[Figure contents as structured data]
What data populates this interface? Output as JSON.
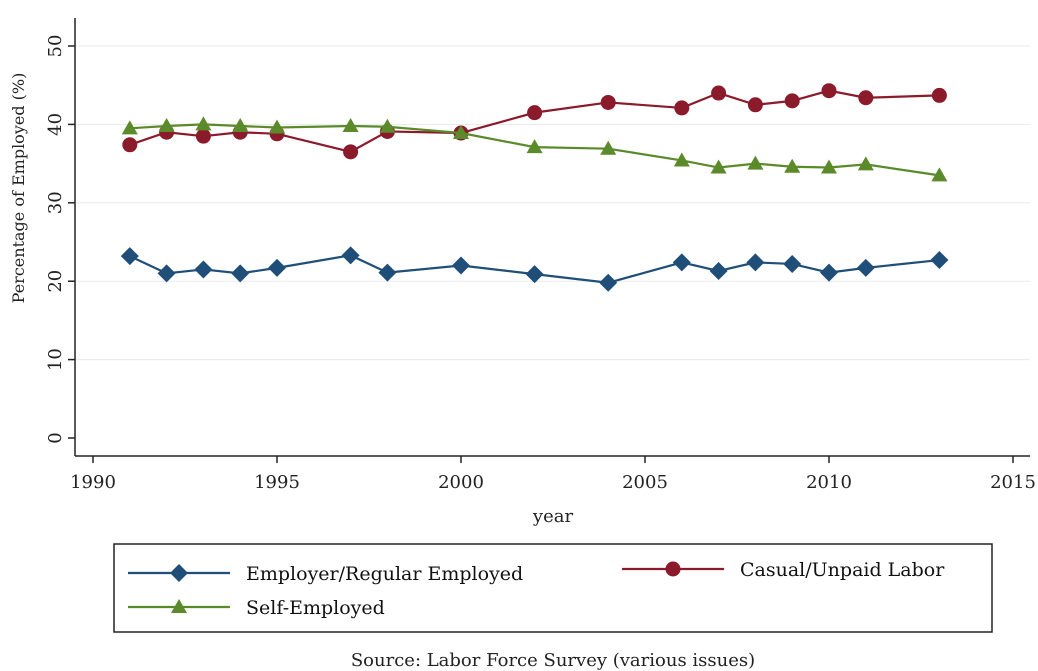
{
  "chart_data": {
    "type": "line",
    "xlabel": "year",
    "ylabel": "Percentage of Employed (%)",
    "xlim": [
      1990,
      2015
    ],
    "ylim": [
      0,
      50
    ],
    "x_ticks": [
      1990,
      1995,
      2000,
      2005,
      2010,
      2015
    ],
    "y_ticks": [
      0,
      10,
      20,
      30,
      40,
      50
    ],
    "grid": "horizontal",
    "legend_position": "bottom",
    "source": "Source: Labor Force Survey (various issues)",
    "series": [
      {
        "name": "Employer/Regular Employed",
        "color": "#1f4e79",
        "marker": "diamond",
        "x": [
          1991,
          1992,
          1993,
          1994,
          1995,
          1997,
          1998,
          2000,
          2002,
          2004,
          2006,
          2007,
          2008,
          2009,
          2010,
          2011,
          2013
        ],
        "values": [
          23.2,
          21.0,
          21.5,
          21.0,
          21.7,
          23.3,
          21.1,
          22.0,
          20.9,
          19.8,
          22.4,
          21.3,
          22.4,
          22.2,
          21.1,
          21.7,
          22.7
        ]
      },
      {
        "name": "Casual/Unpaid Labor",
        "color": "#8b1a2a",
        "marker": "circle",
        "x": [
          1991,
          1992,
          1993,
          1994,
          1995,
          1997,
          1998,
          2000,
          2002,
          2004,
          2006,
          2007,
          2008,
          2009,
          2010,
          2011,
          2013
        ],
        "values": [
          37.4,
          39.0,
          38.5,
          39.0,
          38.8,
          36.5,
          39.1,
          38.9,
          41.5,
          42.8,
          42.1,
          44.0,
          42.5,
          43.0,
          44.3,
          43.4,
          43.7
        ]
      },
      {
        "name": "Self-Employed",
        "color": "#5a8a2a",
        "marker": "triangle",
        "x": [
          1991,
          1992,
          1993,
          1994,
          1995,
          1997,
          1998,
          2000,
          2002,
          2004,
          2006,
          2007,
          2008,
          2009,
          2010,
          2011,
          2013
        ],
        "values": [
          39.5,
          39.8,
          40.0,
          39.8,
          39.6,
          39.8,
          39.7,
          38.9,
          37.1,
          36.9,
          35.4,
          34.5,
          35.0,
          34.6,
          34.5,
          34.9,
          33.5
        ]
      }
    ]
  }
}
* * *
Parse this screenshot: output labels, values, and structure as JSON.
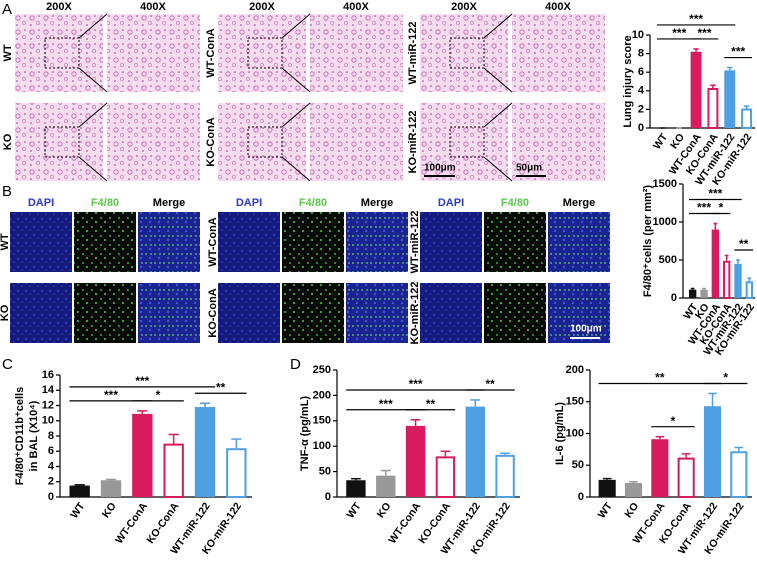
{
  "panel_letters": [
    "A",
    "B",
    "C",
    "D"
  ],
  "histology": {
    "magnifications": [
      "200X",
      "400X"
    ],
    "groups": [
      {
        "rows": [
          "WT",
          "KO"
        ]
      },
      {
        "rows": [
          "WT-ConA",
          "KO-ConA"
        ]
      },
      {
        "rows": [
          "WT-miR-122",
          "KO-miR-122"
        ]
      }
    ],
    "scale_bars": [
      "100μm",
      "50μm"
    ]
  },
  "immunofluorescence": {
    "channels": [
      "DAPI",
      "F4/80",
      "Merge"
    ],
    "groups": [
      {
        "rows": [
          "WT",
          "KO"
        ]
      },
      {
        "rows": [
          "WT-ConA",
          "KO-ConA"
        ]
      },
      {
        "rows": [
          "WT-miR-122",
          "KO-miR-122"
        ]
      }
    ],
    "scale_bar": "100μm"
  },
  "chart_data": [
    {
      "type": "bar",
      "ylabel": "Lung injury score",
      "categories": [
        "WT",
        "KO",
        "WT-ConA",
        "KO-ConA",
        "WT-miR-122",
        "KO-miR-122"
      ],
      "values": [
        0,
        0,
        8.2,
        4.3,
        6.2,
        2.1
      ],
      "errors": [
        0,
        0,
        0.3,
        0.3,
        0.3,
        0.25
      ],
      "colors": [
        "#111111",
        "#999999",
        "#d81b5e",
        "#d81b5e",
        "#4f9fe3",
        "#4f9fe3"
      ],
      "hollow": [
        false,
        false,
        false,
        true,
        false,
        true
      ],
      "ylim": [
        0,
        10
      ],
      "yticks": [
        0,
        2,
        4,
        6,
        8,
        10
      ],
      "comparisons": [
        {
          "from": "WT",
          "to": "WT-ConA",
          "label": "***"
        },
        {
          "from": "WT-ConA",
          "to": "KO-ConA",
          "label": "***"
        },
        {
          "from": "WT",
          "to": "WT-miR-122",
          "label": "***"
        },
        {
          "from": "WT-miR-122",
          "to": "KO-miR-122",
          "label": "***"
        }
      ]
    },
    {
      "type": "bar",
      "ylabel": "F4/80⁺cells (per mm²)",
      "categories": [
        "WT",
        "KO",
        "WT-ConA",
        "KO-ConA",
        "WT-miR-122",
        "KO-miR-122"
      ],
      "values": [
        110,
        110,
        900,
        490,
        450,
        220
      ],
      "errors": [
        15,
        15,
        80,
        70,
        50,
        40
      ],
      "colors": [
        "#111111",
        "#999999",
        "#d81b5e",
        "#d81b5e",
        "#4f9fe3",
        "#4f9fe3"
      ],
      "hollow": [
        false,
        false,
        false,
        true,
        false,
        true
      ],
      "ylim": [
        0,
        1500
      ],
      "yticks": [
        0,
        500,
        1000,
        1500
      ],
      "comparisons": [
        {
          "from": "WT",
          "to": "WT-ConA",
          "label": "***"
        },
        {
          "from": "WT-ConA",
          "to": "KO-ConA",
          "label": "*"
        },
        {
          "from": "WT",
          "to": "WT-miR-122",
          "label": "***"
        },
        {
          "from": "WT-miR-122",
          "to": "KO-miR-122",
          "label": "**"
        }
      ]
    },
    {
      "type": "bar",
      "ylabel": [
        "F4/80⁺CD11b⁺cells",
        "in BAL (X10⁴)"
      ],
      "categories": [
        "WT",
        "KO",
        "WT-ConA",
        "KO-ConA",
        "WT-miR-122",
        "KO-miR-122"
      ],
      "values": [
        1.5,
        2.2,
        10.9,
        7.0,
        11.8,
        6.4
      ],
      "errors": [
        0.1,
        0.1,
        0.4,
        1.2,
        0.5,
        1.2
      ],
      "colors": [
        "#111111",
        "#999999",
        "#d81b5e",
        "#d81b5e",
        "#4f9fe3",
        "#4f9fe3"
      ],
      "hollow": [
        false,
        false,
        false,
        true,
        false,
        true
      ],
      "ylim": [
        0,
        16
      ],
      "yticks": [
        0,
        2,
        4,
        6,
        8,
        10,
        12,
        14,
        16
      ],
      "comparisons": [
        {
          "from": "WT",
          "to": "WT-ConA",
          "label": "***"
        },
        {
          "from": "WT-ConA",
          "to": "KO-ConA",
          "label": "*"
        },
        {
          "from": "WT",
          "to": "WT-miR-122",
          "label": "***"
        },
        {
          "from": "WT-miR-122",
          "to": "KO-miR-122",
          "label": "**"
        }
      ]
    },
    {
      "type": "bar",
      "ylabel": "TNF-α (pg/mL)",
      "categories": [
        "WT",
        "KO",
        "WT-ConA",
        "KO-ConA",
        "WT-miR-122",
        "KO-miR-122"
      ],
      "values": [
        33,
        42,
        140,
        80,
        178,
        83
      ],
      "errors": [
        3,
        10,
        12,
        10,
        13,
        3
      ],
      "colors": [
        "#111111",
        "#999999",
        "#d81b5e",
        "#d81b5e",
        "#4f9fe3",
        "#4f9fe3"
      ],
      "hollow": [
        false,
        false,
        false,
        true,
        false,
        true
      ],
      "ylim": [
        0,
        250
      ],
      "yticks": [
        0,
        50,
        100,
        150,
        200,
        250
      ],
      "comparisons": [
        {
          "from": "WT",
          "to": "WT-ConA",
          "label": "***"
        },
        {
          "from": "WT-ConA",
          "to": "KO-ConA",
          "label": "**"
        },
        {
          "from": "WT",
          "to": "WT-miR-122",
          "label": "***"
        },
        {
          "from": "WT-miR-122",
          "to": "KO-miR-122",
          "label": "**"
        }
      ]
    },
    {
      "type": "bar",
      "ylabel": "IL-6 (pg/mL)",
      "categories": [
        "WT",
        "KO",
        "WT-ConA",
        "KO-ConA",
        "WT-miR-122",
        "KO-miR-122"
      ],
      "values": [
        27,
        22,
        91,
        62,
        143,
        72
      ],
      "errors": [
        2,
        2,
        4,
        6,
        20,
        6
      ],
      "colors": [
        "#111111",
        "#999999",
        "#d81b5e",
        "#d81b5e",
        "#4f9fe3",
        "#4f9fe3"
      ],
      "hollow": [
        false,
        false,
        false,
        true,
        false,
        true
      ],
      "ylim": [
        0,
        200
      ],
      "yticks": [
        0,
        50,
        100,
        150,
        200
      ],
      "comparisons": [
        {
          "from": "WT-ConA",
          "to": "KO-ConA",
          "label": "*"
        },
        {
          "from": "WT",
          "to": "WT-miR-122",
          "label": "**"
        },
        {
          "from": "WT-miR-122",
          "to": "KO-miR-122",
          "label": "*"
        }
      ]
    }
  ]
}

#### [GOAL]
Find how many lines hold the string "cells", and state that number alone.

#### [RESULT]
2